WHAT YOU ARE ASKED TO DO
For the records below, print every one exactly, with nothing dropped.

STUDY MATERIAL

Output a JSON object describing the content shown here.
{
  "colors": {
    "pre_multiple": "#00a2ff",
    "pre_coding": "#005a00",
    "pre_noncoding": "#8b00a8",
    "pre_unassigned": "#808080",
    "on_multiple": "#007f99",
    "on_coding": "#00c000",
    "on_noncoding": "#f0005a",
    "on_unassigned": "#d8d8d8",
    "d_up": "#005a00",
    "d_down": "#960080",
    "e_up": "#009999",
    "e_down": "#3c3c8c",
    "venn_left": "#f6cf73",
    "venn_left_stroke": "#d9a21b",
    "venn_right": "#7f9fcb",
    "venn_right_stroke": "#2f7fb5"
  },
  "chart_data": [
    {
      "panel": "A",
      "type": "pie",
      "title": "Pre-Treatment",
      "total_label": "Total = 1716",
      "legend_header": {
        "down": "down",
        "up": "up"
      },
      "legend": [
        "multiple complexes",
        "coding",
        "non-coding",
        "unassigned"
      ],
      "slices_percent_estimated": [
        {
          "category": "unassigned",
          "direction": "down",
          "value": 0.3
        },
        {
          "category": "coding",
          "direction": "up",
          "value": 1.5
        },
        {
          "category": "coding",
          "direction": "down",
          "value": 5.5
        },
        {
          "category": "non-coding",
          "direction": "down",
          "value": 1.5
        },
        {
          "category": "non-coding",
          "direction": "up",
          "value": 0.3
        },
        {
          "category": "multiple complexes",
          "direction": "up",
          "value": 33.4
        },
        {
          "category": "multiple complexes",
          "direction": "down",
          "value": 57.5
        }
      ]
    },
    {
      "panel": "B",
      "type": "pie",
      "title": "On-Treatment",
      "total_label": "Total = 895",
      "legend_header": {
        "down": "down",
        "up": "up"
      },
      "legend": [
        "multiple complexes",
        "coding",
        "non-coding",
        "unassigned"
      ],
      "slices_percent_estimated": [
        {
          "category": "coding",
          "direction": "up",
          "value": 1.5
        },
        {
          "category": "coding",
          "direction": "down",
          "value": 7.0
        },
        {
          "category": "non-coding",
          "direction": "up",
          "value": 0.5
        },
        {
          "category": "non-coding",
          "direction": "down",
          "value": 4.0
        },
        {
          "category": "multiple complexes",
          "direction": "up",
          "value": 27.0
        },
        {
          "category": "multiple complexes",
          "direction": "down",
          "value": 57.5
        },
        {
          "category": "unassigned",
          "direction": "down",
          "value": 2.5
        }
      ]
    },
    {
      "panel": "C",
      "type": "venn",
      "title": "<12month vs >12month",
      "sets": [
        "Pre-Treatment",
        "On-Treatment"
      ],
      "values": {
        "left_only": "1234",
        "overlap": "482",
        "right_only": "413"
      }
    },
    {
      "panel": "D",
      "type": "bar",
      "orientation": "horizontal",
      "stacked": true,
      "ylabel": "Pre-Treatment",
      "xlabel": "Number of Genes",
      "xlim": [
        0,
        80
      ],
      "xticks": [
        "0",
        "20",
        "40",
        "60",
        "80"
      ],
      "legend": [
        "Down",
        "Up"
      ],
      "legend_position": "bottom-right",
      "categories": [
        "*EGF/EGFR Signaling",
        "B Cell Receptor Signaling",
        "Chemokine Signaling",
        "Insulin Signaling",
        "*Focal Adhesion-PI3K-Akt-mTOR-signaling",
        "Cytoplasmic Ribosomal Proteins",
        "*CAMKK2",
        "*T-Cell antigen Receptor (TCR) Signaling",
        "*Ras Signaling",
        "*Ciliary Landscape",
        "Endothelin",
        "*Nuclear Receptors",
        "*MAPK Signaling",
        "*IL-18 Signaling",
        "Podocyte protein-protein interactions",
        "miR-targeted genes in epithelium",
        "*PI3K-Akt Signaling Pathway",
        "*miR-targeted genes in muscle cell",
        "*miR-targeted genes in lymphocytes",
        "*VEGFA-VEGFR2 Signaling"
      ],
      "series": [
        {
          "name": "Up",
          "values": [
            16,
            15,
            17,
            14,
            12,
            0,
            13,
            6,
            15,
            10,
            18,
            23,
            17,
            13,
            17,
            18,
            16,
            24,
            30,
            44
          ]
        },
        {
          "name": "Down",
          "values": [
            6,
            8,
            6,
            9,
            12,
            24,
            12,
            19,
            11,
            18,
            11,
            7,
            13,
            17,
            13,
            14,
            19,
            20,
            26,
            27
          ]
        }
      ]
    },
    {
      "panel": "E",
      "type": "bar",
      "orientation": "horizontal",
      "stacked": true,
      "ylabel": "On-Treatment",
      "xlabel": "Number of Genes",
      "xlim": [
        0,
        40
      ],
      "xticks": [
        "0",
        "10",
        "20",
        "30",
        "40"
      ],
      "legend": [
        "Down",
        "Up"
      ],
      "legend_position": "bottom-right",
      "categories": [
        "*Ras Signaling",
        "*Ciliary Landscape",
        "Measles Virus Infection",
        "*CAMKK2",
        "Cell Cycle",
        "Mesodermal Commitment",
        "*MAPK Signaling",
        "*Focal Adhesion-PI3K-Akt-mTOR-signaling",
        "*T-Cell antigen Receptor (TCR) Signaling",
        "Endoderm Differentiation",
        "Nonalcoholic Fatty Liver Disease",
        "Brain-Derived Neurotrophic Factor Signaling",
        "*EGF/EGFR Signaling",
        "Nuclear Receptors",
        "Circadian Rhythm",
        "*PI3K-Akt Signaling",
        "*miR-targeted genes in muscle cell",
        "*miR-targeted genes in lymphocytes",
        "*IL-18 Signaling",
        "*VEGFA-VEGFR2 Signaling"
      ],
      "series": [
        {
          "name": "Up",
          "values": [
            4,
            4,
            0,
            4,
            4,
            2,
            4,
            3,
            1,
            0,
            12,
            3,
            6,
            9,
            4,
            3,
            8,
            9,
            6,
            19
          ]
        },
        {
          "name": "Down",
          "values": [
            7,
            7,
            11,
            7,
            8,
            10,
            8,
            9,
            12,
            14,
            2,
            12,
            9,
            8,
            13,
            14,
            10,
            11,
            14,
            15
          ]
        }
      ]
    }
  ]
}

OUTPUT
Output a JSON object describing the content shown here.
{
  "colors": {
    "pre_multiple": "#00a2ff",
    "pre_coding": "#005a00",
    "pre_noncoding": "#8b00a8",
    "pre_unassigned": "#808080",
    "on_multiple": "#007f99",
    "on_coding": "#00c000",
    "on_noncoding": "#f0005a",
    "on_unassigned": "#d8d8d8",
    "d_up": "#005a00",
    "d_down": "#960080",
    "e_up": "#009999",
    "e_down": "#3c3c8c",
    "venn_left": "#f6cf73",
    "venn_left_stroke": "#d9a21b",
    "venn_right": "#7f9fcb",
    "venn_right_stroke": "#2f7fb5"
  },
  "chart_data": [
    {
      "panel": "A",
      "type": "pie",
      "title": "Pre-Treatment",
      "total_label": "Total = 1716",
      "legend_header": {
        "down": "down",
        "up": "up"
      },
      "legend": [
        "multiple complexes",
        "coding",
        "non-coding",
        "unassigned"
      ],
      "slices_percent_estimated": [
        {
          "category": "unassigned",
          "direction": "down",
          "value": 0.3
        },
        {
          "category": "coding",
          "direction": "up",
          "value": 1.5
        },
        {
          "category": "coding",
          "direction": "down",
          "value": 5.5
        },
        {
          "category": "non-coding",
          "direction": "down",
          "value": 1.5
        },
        {
          "category": "non-coding",
          "direction": "up",
          "value": 0.3
        },
        {
          "category": "multiple complexes",
          "direction": "up",
          "value": 33.4
        },
        {
          "category": "multiple complexes",
          "direction": "down",
          "value": 57.5
        }
      ]
    },
    {
      "panel": "B",
      "type": "pie",
      "title": "On-Treatment",
      "total_label": "Total = 895",
      "legend_header": {
        "down": "down",
        "up": "up"
      },
      "legend": [
        "multiple complexes",
        "coding",
        "non-coding",
        "unassigned"
      ],
      "slices_percent_estimated": [
        {
          "category": "coding",
          "direction": "up",
          "value": 1.5
        },
        {
          "category": "coding",
          "direction": "down",
          "value": 7.0
        },
        {
          "category": "non-coding",
          "direction": "up",
          "value": 0.5
        },
        {
          "category": "non-coding",
          "direction": "down",
          "value": 4.0
        },
        {
          "category": "multiple complexes",
          "direction": "up",
          "value": 27.0
        },
        {
          "category": "multiple complexes",
          "direction": "down",
          "value": 57.5
        },
        {
          "category": "unassigned",
          "direction": "down",
          "value": 2.5
        }
      ]
    },
    {
      "panel": "C",
      "type": "venn",
      "title": "<12month vs >12month",
      "sets": [
        "Pre-Treatment",
        "On-Treatment"
      ],
      "values": {
        "left_only": "1234",
        "overlap": "482",
        "right_only": "413"
      }
    },
    {
      "panel": "D",
      "type": "bar",
      "orientation": "horizontal",
      "stacked": true,
      "ylabel": "Pre-Treatment",
      "xlabel": "Number of Genes",
      "xlim": [
        0,
        80
      ],
      "xticks": [
        "0",
        "20",
        "40",
        "60",
        "80"
      ],
      "legend": [
        "Down",
        "Up"
      ],
      "legend_position": "bottom-right",
      "categories": [
        "*EGF/EGFR Signaling",
        "B Cell Receptor Signaling",
        "Chemokine Signaling",
        "Insulin Signaling",
        "*Focal Adhesion-PI3K-Akt-mTOR-signaling",
        "Cytoplasmic Ribosomal Proteins",
        "*CAMKK2",
        "*T-Cell antigen Receptor (TCR) Signaling",
        "*Ras Signaling",
        "*Ciliary Landscape",
        "Endothelin",
        "*Nuclear Receptors",
        "*MAPK Signaling",
        "*IL-18 Signaling",
        "Podocyte protein-protein interactions",
        "miR-targeted genes in epithelium",
        "*PI3K-Akt Signaling Pathway",
        "*miR-targeted genes in muscle cell",
        "*miR-targeted genes in lymphocytes",
        "*VEGFA-VEGFR2 Signaling"
      ],
      "series": [
        {
          "name": "Up",
          "values": [
            16,
            15,
            17,
            14,
            12,
            0,
            13,
            6,
            15,
            10,
            18,
            23,
            17,
            13,
            17,
            18,
            16,
            24,
            30,
            44
          ]
        },
        {
          "name": "Down",
          "values": [
            6,
            8,
            6,
            9,
            12,
            24,
            12,
            19,
            11,
            18,
            11,
            7,
            13,
            17,
            13,
            14,
            19,
            20,
            26,
            27
          ]
        }
      ]
    },
    {
      "panel": "E",
      "type": "bar",
      "orientation": "horizontal",
      "stacked": true,
      "ylabel": "On-Treatment",
      "xlabel": "Number of Genes",
      "xlim": [
        0,
        40
      ],
      "xticks": [
        "0",
        "10",
        "20",
        "30",
        "40"
      ],
      "legend": [
        "Down",
        "Up"
      ],
      "legend_position": "bottom-right",
      "categories": [
        "*Ras Signaling",
        "*Ciliary Landscape",
        "Measles Virus Infection",
        "*CAMKK2",
        "Cell Cycle",
        "Mesodermal Commitment",
        "*MAPK Signaling",
        "*Focal Adhesion-PI3K-Akt-mTOR-signaling",
        "*T-Cell antigen Receptor (TCR) Signaling",
        "Endoderm Differentiation",
        "Nonalcoholic Fatty Liver Disease",
        "Brain-Derived Neurotrophic Factor Signaling",
        "*EGF/EGFR Signaling",
        "Nuclear Receptors",
        "Circadian Rhythm",
        "*PI3K-Akt Signaling",
        "*miR-targeted genes in muscle cell",
        "*miR-targeted genes in lymphocytes",
        "*IL-18 Signaling",
        "*VEGFA-VEGFR2 Signaling"
      ],
      "series": [
        {
          "name": "Up",
          "values": [
            4,
            4,
            0,
            4,
            4,
            2,
            4,
            3,
            1,
            0,
            12,
            3,
            6,
            9,
            4,
            3,
            8,
            9,
            6,
            19
          ]
        },
        {
          "name": "Down",
          "values": [
            7,
            7,
            11,
            7,
            8,
            10,
            8,
            9,
            12,
            14,
            2,
            12,
            9,
            8,
            13,
            14,
            10,
            11,
            14,
            15
          ]
        }
      ]
    }
  ]
}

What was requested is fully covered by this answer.